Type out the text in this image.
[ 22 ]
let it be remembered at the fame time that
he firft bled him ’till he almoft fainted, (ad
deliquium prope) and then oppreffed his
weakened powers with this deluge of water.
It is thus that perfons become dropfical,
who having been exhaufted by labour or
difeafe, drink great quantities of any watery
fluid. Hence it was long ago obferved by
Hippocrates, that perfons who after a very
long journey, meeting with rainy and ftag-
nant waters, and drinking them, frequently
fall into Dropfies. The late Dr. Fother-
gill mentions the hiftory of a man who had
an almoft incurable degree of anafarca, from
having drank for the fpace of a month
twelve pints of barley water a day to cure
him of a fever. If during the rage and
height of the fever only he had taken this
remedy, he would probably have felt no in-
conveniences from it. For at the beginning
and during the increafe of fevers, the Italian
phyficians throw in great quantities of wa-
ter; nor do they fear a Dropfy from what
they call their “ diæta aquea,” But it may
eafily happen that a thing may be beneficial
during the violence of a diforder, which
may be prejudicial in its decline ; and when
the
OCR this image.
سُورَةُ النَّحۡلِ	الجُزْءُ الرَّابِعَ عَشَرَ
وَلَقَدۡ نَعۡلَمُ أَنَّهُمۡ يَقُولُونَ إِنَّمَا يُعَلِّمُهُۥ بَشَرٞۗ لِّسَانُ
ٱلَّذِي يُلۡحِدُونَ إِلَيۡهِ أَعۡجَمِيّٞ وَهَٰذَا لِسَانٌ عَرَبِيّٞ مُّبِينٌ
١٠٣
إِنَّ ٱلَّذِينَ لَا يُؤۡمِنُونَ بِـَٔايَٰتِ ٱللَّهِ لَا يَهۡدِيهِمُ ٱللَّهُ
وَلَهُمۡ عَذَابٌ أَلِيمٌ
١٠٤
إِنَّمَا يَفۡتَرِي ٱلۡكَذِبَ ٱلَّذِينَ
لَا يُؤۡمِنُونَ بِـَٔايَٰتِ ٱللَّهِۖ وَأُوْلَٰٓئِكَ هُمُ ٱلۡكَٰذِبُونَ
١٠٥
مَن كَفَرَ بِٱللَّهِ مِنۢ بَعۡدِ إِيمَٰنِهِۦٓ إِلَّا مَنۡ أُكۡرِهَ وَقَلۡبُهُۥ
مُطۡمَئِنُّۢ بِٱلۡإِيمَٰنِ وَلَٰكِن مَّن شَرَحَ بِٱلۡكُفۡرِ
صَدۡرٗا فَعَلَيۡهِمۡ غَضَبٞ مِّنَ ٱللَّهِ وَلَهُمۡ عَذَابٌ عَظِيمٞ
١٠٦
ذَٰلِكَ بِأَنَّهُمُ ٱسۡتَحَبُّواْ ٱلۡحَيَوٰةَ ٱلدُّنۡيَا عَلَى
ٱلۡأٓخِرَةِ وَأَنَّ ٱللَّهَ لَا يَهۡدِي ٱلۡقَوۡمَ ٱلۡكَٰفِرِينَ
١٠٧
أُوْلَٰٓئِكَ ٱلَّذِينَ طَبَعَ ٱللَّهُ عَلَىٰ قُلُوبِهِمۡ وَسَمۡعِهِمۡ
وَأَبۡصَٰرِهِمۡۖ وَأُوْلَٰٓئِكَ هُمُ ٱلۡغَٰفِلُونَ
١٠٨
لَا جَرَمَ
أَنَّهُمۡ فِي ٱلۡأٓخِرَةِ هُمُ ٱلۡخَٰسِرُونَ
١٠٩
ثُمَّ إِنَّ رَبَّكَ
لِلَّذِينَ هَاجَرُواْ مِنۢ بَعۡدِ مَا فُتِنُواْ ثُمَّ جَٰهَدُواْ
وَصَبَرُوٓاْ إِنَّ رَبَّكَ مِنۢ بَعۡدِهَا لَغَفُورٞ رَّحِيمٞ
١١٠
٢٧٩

· · · ·

▶ **Short exercise**: Select and copy each line from the data that includes the word "having".

▶ **Full solution**:
who having been exhaufted by labour or
having drank for the fpace of a month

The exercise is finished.